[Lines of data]
++++

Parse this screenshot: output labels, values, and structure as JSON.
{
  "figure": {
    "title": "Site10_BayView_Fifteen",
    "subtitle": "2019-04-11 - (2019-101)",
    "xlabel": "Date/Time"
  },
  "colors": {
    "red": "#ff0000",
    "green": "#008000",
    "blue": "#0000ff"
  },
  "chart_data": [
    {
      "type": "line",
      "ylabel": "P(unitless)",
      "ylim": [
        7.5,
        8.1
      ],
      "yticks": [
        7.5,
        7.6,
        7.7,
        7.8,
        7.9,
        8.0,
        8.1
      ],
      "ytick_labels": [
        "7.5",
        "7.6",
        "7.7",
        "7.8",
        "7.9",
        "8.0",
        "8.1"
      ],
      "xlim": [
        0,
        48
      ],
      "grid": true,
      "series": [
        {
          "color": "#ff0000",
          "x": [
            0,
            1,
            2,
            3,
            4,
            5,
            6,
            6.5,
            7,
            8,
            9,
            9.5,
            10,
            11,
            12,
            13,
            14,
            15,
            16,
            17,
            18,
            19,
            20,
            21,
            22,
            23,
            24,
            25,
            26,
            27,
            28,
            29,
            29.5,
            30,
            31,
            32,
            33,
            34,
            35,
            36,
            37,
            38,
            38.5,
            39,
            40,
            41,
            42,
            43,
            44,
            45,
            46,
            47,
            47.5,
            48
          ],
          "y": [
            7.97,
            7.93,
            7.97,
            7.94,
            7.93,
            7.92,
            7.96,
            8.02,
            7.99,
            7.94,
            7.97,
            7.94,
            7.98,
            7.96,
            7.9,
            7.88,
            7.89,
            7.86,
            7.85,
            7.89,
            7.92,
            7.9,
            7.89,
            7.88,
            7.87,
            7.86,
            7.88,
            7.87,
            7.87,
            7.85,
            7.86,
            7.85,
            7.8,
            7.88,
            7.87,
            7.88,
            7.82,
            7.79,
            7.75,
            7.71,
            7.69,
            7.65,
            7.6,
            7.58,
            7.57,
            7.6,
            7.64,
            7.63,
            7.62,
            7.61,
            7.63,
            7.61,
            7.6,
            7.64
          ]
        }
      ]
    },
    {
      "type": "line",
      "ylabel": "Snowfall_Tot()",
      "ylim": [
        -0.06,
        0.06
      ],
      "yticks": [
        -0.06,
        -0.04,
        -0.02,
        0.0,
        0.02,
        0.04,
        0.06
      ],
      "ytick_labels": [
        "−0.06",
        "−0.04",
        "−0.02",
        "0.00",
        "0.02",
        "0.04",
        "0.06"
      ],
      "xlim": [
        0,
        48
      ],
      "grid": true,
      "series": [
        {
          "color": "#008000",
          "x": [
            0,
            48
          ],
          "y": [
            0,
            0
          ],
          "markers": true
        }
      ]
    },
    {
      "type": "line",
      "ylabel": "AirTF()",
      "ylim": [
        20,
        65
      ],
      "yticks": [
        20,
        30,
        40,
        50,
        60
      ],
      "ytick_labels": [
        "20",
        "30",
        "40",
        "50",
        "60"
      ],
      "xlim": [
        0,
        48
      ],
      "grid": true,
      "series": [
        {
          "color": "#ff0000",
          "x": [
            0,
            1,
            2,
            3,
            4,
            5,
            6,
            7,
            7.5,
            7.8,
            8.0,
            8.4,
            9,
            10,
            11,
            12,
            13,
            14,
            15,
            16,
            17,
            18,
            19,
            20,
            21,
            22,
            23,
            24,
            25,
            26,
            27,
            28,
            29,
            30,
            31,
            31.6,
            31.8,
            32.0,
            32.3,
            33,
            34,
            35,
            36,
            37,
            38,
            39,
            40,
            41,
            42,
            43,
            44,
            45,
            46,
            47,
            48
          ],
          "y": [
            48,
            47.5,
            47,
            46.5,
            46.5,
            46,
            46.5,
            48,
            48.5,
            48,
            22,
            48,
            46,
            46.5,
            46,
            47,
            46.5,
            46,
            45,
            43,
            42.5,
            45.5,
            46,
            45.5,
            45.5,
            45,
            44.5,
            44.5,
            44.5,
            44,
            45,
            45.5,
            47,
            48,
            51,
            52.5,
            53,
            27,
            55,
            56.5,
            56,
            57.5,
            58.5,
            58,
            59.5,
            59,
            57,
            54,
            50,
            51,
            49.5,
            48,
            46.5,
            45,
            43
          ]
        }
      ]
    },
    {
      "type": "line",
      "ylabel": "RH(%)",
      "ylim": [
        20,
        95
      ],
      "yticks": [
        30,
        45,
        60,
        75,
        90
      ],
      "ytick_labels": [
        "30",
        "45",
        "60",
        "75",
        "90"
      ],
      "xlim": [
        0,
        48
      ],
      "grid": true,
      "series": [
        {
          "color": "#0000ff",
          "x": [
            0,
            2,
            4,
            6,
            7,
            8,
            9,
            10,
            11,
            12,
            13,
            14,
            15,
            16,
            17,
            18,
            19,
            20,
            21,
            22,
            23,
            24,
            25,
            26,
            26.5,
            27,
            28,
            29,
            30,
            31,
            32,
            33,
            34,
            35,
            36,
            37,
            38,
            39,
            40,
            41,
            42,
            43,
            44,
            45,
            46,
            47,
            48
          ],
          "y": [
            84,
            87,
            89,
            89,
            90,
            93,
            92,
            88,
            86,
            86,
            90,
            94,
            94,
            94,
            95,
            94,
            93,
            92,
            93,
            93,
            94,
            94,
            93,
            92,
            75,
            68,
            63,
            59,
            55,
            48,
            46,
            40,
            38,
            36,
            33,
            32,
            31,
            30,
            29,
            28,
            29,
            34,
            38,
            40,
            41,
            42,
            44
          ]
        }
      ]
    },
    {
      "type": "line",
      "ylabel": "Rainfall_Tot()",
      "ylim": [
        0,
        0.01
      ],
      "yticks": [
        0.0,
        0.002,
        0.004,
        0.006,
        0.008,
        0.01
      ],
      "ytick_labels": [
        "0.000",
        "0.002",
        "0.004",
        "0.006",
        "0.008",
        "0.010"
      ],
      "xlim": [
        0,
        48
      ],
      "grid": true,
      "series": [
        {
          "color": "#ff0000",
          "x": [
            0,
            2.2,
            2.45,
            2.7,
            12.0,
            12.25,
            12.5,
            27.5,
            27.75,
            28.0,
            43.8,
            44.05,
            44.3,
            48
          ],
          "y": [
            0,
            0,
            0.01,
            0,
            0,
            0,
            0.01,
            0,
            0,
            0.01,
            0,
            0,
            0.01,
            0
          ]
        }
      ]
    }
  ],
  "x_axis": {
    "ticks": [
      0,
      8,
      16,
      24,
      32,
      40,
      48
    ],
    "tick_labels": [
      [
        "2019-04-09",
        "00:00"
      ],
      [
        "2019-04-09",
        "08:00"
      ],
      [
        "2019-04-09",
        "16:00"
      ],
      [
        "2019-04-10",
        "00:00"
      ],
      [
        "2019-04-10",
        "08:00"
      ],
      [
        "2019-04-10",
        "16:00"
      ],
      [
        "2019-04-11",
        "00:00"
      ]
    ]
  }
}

++++

Exercise requirements:
Extract the listing in its entirety and repeat it exactly.

Exercise output:
Parse this screenshot: output labels, values, and structure as JSON.
{
  "figure": {
    "title": "Site10_BayView_Fifteen",
    "subtitle": "2019-04-11 - (2019-101)",
    "xlabel": "Date/Time"
  },
  "colors": {
    "red": "#ff0000",
    "green": "#008000",
    "blue": "#0000ff"
  },
  "chart_data": [
    {
      "type": "line",
      "ylabel": "P(unitless)",
      "ylim": [
        7.5,
        8.1
      ],
      "yticks": [
        7.5,
        7.6,
        7.7,
        7.8,
        7.9,
        8.0,
        8.1
      ],
      "ytick_labels": [
        "7.5",
        "7.6",
        "7.7",
        "7.8",
        "7.9",
        "8.0",
        "8.1"
      ],
      "xlim": [
        0,
        48
      ],
      "grid": true,
      "series": [
        {
          "color": "#ff0000",
          "x": [
            0,
            1,
            2,
            3,
            4,
            5,
            6,
            6.5,
            7,
            8,
            9,
            9.5,
            10,
            11,
            12,
            13,
            14,
            15,
            16,
            17,
            18,
            19,
            20,
            21,
            22,
            23,
            24,
            25,
            26,
            27,
            28,
            29,
            29.5,
            30,
            31,
            32,
            33,
            34,
            35,
            36,
            37,
            38,
            38.5,
            39,
            40,
            41,
            42,
            43,
            44,
            45,
            46,
            47,
            47.5,
            48
          ],
          "y": [
            7.97,
            7.93,
            7.97,
            7.94,
            7.93,
            7.92,
            7.96,
            8.02,
            7.99,
            7.94,
            7.97,
            7.94,
            7.98,
            7.96,
            7.9,
            7.88,
            7.89,
            7.86,
            7.85,
            7.89,
            7.92,
            7.9,
            7.89,
            7.88,
            7.87,
            7.86,
            7.88,
            7.87,
            7.87,
            7.85,
            7.86,
            7.85,
            7.8,
            7.88,
            7.87,
            7.88,
            7.82,
            7.79,
            7.75,
            7.71,
            7.69,
            7.65,
            7.6,
            7.58,
            7.57,
            7.6,
            7.64,
            7.63,
            7.62,
            7.61,
            7.63,
            7.61,
            7.6,
            7.64
          ]
        }
      ]
    },
    {
      "type": "line",
      "ylabel": "Snowfall_Tot()",
      "ylim": [
        -0.06,
        0.06
      ],
      "yticks": [
        -0.06,
        -0.04,
        -0.02,
        0.0,
        0.02,
        0.04,
        0.06
      ],
      "ytick_labels": [
        "−0.06",
        "−0.04",
        "−0.02",
        "0.00",
        "0.02",
        "0.04",
        "0.06"
      ],
      "xlim": [
        0,
        48
      ],
      "grid": true,
      "series": [
        {
          "color": "#008000",
          "x": [
            0,
            48
          ],
          "y": [
            0,
            0
          ],
          "markers": true
        }
      ]
    },
    {
      "type": "line",
      "ylabel": "AirTF()",
      "ylim": [
        20,
        65
      ],
      "yticks": [
        20,
        30,
        40,
        50,
        60
      ],
      "ytick_labels": [
        "20",
        "30",
        "40",
        "50",
        "60"
      ],
      "xlim": [
        0,
        48
      ],
      "grid": true,
      "series": [
        {
          "color": "#ff0000",
          "x": [
            0,
            1,
            2,
            3,
            4,
            5,
            6,
            7,
            7.5,
            7.8,
            8.0,
            8.4,
            9,
            10,
            11,
            12,
            13,
            14,
            15,
            16,
            17,
            18,
            19,
            20,
            21,
            22,
            23,
            24,
            25,
            26,
            27,
            28,
            29,
            30,
            31,
            31.6,
            31.8,
            32.0,
            32.3,
            33,
            34,
            35,
            36,
            37,
            38,
            39,
            40,
            41,
            42,
            43,
            44,
            45,
            46,
            47,
            48
          ],
          "y": [
            48,
            47.5,
            47,
            46.5,
            46.5,
            46,
            46.5,
            48,
            48.5,
            48,
            22,
            48,
            46,
            46.5,
            46,
            47,
            46.5,
            46,
            45,
            43,
            42.5,
            45.5,
            46,
            45.5,
            45.5,
            45,
            44.5,
            44.5,
            44.5,
            44,
            45,
            45.5,
            47,
            48,
            51,
            52.5,
            53,
            27,
            55,
            56.5,
            56,
            57.5,
            58.5,
            58,
            59.5,
            59,
            57,
            54,
            50,
            51,
            49.5,
            48,
            46.5,
            45,
            43
          ]
        }
      ]
    },
    {
      "type": "line",
      "ylabel": "RH(%)",
      "ylim": [
        20,
        95
      ],
      "yticks": [
        30,
        45,
        60,
        75,
        90
      ],
      "ytick_labels": [
        "30",
        "45",
        "60",
        "75",
        "90"
      ],
      "xlim": [
        0,
        48
      ],
      "grid": true,
      "series": [
        {
          "color": "#0000ff",
          "x": [
            0,
            2,
            4,
            6,
            7,
            8,
            9,
            10,
            11,
            12,
            13,
            14,
            15,
            16,
            17,
            18,
            19,
            20,
            21,
            22,
            23,
            24,
            25,
            26,
            26.5,
            27,
            28,
            29,
            30,
            31,
            32,
            33,
            34,
            35,
            36,
            37,
            38,
            39,
            40,
            41,
            42,
            43,
            44,
            45,
            46,
            47,
            48
          ],
          "y": [
            84,
            87,
            89,
            89,
            90,
            93,
            92,
            88,
            86,
            86,
            90,
            94,
            94,
            94,
            95,
            94,
            93,
            92,
            93,
            93,
            94,
            94,
            93,
            92,
            75,
            68,
            63,
            59,
            55,
            48,
            46,
            40,
            38,
            36,
            33,
            32,
            31,
            30,
            29,
            28,
            29,
            34,
            38,
            40,
            41,
            42,
            44
          ]
        }
      ]
    },
    {
      "type": "line",
      "ylabel": "Rainfall_Tot()",
      "ylim": [
        0,
        0.01
      ],
      "yticks": [
        0.0,
        0.002,
        0.004,
        0.006,
        0.008,
        0.01
      ],
      "ytick_labels": [
        "0.000",
        "0.002",
        "0.004",
        "0.006",
        "0.008",
        "0.010"
      ],
      "xlim": [
        0,
        48
      ],
      "grid": true,
      "series": [
        {
          "color": "#ff0000",
          "x": [
            0,
            2.2,
            2.45,
            2.7,
            12.0,
            12.25,
            12.5,
            27.5,
            27.75,
            28.0,
            43.8,
            44.05,
            44.3,
            48
          ],
          "y": [
            0,
            0,
            0.01,
            0,
            0,
            0,
            0.01,
            0,
            0,
            0.01,
            0,
            0,
            0.01,
            0
          ]
        }
      ]
    }
  ],
  "x_axis": {
    "ticks": [
      0,
      8,
      16,
      24,
      32,
      40,
      48
    ],
    "tick_labels": [
      [
        "2019-04-09",
        "00:00"
      ],
      [
        "2019-04-09",
        "08:00"
      ],
      [
        "2019-04-09",
        "16:00"
      ],
      [
        "2019-04-10",
        "00:00"
      ],
      [
        "2019-04-10",
        "08:00"
      ],
      [
        "2019-04-10",
        "16:00"
      ],
      [
        "2019-04-11",
        "00:00"
      ]
    ]
  }
}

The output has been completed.